» WHAT IS EXPECTED
Reproduce without any change the stretch of lines from the one containing "UI element localization: list" through the one containing "- chevron-down-icon: ▼: [235, 74, 242, 84]", with both of those lines included.

» RECORDS PROVIDED
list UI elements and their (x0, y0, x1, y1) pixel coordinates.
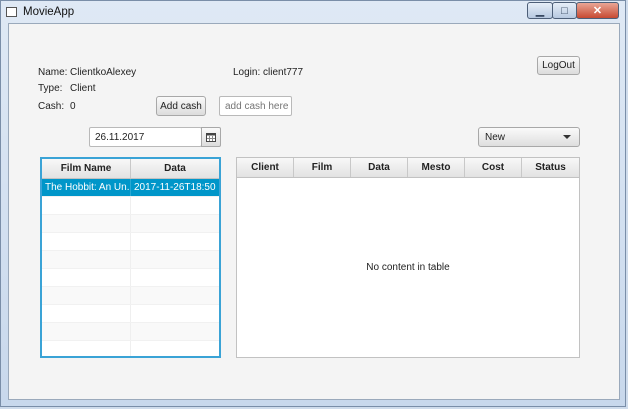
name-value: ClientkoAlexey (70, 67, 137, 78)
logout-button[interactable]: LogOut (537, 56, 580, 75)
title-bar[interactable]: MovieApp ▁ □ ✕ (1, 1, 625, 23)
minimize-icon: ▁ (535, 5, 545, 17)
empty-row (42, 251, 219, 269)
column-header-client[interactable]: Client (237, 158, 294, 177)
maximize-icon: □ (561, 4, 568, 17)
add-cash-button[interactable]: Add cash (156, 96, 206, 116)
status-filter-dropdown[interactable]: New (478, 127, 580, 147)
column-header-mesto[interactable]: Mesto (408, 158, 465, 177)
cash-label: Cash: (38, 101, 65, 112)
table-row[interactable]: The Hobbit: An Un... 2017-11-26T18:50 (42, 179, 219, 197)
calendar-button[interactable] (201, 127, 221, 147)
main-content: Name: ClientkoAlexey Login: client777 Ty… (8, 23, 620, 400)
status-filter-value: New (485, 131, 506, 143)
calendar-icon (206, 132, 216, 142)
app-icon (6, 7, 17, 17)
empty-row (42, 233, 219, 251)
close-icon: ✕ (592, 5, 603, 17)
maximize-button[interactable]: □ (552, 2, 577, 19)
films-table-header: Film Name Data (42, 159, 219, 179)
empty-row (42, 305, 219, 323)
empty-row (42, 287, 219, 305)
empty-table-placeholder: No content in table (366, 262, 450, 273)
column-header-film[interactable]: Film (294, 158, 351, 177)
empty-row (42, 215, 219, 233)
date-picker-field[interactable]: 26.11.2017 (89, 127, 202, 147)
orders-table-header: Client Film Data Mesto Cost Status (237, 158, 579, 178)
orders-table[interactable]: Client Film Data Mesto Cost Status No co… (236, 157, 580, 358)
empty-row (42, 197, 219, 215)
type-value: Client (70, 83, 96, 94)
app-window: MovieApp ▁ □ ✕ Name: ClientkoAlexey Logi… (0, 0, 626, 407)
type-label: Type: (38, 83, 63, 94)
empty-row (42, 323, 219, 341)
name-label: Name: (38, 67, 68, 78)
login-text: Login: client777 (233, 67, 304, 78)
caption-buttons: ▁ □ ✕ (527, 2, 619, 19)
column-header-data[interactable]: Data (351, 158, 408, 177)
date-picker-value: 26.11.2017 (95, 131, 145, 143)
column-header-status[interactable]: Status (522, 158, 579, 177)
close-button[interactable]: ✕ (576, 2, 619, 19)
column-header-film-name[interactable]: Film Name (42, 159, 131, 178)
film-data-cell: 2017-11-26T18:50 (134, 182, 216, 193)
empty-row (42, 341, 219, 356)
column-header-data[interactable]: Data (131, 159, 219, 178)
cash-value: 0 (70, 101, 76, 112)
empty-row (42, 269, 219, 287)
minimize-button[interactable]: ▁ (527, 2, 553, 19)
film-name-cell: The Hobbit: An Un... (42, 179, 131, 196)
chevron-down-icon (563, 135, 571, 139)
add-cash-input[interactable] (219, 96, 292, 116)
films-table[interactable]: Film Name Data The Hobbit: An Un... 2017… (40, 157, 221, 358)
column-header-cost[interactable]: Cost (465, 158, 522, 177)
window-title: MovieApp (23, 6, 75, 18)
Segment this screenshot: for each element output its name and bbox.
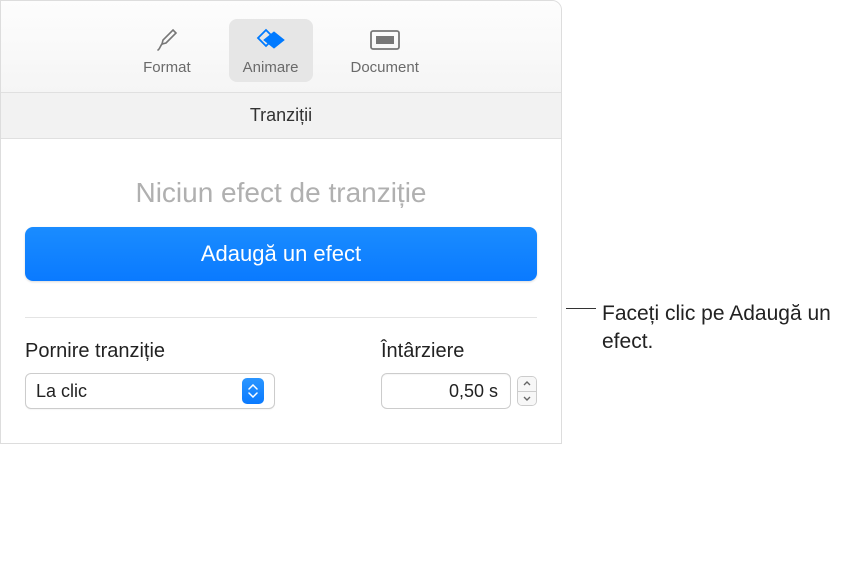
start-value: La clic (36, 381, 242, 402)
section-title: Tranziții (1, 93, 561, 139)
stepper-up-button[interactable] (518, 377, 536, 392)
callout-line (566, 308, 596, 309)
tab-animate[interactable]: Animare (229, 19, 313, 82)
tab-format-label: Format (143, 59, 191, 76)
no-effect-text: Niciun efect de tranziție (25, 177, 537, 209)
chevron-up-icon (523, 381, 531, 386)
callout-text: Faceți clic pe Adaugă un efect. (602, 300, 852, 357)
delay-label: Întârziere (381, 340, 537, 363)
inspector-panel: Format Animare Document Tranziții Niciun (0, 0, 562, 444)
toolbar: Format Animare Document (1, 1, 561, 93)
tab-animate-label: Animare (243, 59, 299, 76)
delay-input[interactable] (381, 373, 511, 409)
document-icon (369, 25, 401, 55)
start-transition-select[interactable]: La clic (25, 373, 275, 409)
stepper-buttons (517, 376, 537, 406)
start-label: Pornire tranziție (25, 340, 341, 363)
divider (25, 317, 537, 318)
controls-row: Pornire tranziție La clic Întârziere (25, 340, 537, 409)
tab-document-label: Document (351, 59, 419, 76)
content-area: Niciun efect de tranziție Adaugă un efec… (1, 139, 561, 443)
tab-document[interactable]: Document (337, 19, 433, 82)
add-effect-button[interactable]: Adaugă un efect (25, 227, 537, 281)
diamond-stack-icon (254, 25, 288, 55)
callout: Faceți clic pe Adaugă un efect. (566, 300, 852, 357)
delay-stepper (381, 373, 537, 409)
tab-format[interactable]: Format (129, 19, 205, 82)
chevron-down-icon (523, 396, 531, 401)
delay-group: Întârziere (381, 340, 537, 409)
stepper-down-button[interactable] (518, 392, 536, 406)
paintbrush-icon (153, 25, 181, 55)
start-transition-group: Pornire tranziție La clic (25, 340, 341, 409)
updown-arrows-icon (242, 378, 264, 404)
==
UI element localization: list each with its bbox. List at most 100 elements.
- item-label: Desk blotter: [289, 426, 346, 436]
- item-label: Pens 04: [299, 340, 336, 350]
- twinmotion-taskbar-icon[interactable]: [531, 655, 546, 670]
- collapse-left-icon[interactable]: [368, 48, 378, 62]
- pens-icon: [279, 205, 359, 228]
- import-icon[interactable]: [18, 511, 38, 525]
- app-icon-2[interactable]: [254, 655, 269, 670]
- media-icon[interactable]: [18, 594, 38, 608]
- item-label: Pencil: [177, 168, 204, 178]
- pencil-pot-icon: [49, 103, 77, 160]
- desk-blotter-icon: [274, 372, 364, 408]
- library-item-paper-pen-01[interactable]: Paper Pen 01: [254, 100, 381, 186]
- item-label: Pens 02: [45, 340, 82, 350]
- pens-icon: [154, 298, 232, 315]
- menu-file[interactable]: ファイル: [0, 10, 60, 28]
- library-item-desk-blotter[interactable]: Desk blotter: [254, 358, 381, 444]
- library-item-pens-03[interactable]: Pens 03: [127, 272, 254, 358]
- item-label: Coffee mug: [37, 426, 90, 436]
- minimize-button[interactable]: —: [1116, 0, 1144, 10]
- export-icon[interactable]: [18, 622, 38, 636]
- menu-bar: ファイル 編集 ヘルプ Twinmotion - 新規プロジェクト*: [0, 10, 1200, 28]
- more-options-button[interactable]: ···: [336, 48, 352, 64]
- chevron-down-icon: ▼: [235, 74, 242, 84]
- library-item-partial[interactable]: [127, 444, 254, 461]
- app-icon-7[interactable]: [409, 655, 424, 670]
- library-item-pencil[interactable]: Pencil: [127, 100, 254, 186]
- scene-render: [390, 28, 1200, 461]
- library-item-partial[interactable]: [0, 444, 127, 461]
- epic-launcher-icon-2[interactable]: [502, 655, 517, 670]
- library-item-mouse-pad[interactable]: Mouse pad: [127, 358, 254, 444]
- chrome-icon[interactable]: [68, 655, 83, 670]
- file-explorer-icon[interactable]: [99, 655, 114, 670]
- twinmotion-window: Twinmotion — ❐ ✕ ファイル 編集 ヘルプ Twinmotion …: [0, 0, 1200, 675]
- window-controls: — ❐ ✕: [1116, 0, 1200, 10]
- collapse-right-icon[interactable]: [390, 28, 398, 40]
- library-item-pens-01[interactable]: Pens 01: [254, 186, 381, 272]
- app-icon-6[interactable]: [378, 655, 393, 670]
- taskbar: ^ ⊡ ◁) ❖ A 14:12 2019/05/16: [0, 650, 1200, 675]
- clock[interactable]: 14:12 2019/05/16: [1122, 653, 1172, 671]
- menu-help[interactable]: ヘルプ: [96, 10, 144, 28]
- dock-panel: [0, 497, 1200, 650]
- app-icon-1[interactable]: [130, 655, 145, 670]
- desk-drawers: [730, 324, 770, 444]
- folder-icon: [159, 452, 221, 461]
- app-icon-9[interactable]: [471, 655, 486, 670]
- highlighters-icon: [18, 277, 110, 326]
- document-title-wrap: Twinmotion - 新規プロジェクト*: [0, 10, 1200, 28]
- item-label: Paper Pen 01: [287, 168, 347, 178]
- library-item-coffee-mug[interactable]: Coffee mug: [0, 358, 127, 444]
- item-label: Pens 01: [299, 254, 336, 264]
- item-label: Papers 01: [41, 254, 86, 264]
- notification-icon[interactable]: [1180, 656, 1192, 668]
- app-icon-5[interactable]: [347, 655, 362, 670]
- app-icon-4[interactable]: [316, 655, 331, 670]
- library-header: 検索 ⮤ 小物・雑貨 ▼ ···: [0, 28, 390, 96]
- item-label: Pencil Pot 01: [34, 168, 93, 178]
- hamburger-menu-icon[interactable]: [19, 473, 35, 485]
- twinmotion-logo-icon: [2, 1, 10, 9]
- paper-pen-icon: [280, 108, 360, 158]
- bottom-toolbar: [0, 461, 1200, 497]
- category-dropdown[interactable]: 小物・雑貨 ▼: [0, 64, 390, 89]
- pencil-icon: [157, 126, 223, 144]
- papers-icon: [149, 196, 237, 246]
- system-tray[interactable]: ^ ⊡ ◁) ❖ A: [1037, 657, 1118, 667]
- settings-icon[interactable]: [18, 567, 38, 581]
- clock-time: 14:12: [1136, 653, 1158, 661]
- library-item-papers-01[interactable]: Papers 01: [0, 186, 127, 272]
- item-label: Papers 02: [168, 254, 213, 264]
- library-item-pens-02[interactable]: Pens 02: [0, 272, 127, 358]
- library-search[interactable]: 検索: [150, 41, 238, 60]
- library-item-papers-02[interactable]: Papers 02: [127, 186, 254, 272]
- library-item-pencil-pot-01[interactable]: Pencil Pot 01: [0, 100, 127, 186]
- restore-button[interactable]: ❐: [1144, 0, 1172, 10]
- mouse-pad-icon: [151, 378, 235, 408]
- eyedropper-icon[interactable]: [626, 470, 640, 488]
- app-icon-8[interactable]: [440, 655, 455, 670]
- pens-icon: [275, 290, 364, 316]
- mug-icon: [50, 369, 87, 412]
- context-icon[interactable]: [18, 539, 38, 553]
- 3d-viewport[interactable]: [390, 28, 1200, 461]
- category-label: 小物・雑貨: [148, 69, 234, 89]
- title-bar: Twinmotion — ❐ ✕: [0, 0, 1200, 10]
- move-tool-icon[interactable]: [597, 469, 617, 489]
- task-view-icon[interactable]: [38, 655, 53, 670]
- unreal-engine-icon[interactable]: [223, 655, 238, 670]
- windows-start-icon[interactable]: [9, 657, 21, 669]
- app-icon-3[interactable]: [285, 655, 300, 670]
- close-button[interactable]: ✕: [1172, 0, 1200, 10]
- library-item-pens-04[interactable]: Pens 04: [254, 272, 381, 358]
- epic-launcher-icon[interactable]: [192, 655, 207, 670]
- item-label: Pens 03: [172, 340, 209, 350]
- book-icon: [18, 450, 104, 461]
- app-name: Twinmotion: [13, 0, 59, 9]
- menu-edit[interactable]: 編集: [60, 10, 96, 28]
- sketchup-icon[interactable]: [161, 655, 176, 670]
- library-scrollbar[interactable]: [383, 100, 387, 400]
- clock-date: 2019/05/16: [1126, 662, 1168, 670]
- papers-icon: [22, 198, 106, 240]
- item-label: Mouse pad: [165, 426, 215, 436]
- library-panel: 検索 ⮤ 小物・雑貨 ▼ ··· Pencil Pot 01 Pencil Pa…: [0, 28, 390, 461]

» TASK ANSWER
UI element localization: list each with its bbox. List at most 100 elements.
- item-label: Desk blotter: [289, 426, 346, 436]
- item-label: Pens 04: [299, 340, 336, 350]
- twinmotion-taskbar-icon[interactable]: [531, 655, 546, 670]
- collapse-left-icon[interactable]: [368, 48, 378, 62]
- pens-icon: [279, 205, 359, 228]
- import-icon[interactable]: [18, 511, 38, 525]
- app-icon-2[interactable]: [254, 655, 269, 670]
- media-icon[interactable]: [18, 594, 38, 608]
- item-label: Pencil: [177, 168, 204, 178]
- pencil-pot-icon: [49, 103, 77, 160]
- desk-blotter-icon: [274, 372, 364, 408]
- library-item-paper-pen-01[interactable]: Paper Pen 01: [254, 100, 381, 186]
- item-label: Pens 02: [45, 340, 82, 350]
- pens-icon: [154, 298, 232, 315]
- menu-file[interactable]: ファイル: [0, 10, 60, 28]
- library-item-desk-blotter[interactable]: Desk blotter: [254, 358, 381, 444]
- library-item-pens-03[interactable]: Pens 03: [127, 272, 254, 358]
- item-label: Coffee mug: [37, 426, 90, 436]
- minimize-button[interactable]: —: [1116, 0, 1144, 10]
- export-icon[interactable]: [18, 622, 38, 636]
- menu-bar: ファイル 編集 ヘルプ Twinmotion - 新規プロジェクト*: [0, 10, 1200, 28]
- more-options-button[interactable]: ···: [336, 48, 352, 64]
- chevron-down-icon: ▼: [235, 74, 242, 84]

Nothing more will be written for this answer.